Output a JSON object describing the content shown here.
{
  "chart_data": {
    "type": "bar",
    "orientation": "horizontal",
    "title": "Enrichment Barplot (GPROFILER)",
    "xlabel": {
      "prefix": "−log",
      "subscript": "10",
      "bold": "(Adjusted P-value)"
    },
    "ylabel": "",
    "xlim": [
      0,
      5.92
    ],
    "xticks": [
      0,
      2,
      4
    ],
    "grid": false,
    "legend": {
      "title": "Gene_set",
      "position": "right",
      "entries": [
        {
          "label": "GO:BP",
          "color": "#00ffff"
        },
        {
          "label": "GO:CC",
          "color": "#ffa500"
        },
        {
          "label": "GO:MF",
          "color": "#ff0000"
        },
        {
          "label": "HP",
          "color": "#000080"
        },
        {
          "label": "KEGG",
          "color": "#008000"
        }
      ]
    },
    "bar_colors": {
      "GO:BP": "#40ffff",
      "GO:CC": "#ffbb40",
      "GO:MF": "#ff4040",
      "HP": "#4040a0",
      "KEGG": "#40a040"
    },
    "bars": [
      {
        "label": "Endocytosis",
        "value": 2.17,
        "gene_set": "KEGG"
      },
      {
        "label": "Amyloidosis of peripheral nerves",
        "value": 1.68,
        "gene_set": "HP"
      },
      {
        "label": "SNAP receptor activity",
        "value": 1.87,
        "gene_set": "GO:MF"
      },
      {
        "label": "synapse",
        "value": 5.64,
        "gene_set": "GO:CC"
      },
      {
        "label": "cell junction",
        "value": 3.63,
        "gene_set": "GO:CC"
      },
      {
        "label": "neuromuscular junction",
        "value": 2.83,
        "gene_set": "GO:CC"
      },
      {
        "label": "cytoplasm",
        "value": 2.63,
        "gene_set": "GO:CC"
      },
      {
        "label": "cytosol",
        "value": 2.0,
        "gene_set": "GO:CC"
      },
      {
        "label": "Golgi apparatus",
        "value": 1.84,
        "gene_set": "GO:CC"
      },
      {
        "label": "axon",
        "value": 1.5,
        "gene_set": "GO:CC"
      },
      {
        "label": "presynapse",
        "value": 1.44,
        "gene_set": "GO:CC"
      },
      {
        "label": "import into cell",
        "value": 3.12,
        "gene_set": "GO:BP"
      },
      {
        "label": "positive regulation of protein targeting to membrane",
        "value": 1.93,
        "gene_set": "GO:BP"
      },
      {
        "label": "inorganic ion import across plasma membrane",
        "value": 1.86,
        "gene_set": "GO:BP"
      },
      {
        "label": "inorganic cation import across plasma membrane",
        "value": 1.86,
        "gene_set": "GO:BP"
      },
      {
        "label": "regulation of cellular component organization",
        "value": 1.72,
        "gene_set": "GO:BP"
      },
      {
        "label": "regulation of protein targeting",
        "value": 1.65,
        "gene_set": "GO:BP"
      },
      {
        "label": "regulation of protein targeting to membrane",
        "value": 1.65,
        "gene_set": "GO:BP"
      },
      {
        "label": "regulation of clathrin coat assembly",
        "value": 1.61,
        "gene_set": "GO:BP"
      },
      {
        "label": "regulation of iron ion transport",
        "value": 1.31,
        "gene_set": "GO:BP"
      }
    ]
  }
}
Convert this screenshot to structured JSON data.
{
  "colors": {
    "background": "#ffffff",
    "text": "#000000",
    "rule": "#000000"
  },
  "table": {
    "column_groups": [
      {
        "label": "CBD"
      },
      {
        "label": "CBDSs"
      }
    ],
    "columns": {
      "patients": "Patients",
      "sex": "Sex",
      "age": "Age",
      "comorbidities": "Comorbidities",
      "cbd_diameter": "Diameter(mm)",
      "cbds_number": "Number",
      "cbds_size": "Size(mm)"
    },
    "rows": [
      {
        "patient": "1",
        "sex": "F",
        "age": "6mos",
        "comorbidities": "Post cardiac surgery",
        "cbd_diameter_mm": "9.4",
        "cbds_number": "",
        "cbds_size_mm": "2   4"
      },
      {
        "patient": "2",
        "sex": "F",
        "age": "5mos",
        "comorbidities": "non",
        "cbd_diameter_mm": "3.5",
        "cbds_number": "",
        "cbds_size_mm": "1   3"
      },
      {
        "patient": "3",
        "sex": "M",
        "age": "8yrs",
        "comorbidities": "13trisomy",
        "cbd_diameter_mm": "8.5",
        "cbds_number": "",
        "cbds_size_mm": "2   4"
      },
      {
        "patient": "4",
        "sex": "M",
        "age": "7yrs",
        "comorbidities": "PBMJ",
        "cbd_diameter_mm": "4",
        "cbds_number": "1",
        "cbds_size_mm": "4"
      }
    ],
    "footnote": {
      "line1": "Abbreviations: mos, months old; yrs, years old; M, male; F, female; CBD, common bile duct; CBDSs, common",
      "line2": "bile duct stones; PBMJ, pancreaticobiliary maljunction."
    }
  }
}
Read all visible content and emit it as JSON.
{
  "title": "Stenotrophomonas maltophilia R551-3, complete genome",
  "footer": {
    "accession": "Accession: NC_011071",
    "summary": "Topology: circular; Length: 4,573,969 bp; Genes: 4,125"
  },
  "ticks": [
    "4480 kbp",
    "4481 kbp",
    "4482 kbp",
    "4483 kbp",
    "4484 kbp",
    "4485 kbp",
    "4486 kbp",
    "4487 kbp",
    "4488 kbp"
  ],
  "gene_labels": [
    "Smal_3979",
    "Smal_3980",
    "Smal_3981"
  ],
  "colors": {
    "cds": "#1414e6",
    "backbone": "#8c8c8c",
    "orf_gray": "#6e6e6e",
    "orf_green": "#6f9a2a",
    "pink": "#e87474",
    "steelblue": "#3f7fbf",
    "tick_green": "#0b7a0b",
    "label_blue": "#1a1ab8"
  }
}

ACTIVITY: Pull every line with the word "title" from the data.

RESULT OF THE TASK:
    "title": "Enrichment Barplot (GPROFILER)",
      "title": "Gene_set",
  "title": "Stenotrophomonas maltophilia R551-3, complete genome",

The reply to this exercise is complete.